__Stated exercise__:
Gather up the lines with the word "平均待ち時間" in them.
=== Records provided ===
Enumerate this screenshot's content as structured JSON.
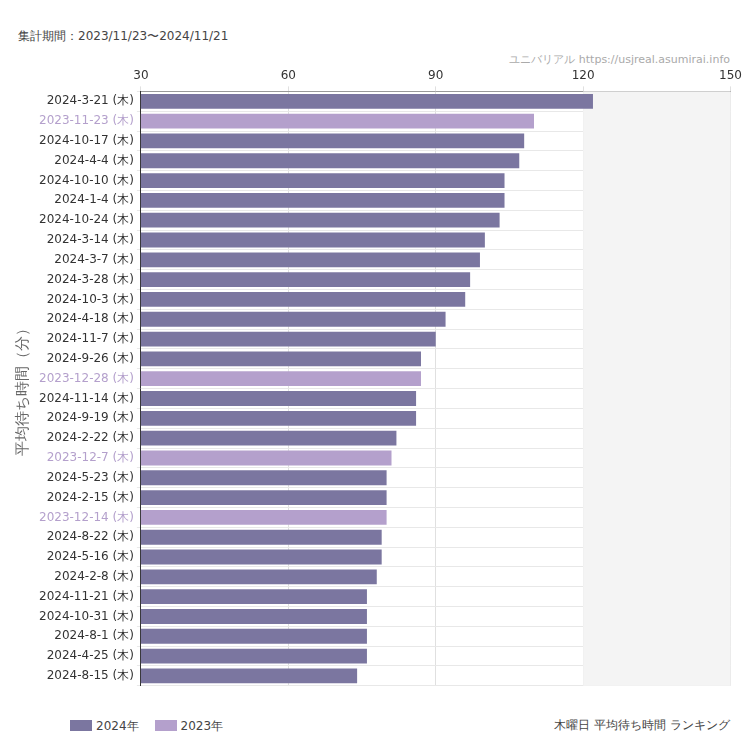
{
  "chart_data": {
    "type": "bar",
    "orientation": "horizontal",
    "title": "木曜日 平均待ち時間 ランキング",
    "subtitle": "集計期間：2023/11/23〜2024/11/21",
    "y_label": "平均待ち時間（分）",
    "annotations": [
      "ユニバリアル https://usjreal.asumirai.info"
    ],
    "categories": [
      "2024-3-21 (木)",
      "2023-11-23 (木)",
      "2024-10-17 (木)",
      "2024-4-4 (木)",
      "2024-10-10 (木)",
      "2024-1-4 (木)",
      "2024-10-24 (木)",
      "2024-3-14 (木)",
      "2024-3-7 (木)",
      "2024-3-28 (木)",
      "2024-10-3 (木)",
      "2024-4-18 (木)",
      "2024-11-7 (木)",
      "2024-9-26 (木)",
      "2023-12-28 (木)",
      "2024-11-14 (木)",
      "2024-9-19 (木)",
      "2024-2-22 (木)",
      "2023-12-7 (木)",
      "2024-5-23 (木)",
      "2024-2-15 (木)",
      "2023-12-14 (木)",
      "2024-8-22 (木)",
      "2024-5-16 (木)",
      "2024-2-8 (木)",
      "2024-11-21 (木)",
      "2024-10-31 (木)",
      "2024-8-1 (木)",
      "2024-4-25 (木)",
      "2024-8-15 (木)"
    ],
    "series": [
      {
        "name": "2024年",
        "color": "#7b76a0",
        "values": [
          122,
          null,
          108,
          107,
          104,
          104,
          103,
          100,
          99,
          97,
          96,
          92,
          90,
          87,
          null,
          86,
          86,
          82,
          null,
          80,
          80,
          null,
          79,
          79,
          78,
          76,
          76,
          76,
          76,
          74
        ]
      },
      {
        "name": "2023年",
        "color": "#b4a0cc",
        "values": [
          null,
          110,
          null,
          null,
          null,
          null,
          null,
          null,
          null,
          null,
          null,
          null,
          null,
          null,
          87,
          null,
          null,
          null,
          81,
          null,
          null,
          80,
          null,
          null,
          null,
          null,
          null,
          null,
          null,
          null
        ]
      }
    ],
    "xlim": [
      30,
      150
    ],
    "xticks": [
      30,
      60,
      90,
      120,
      150
    ],
    "grid": true,
    "legend": "bottom-left"
  }
}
===
__Solution for this exercise__:
    "title": "木曜日 平均待ち時間 ランキング",
    "y_label": "平均待ち時間（分）",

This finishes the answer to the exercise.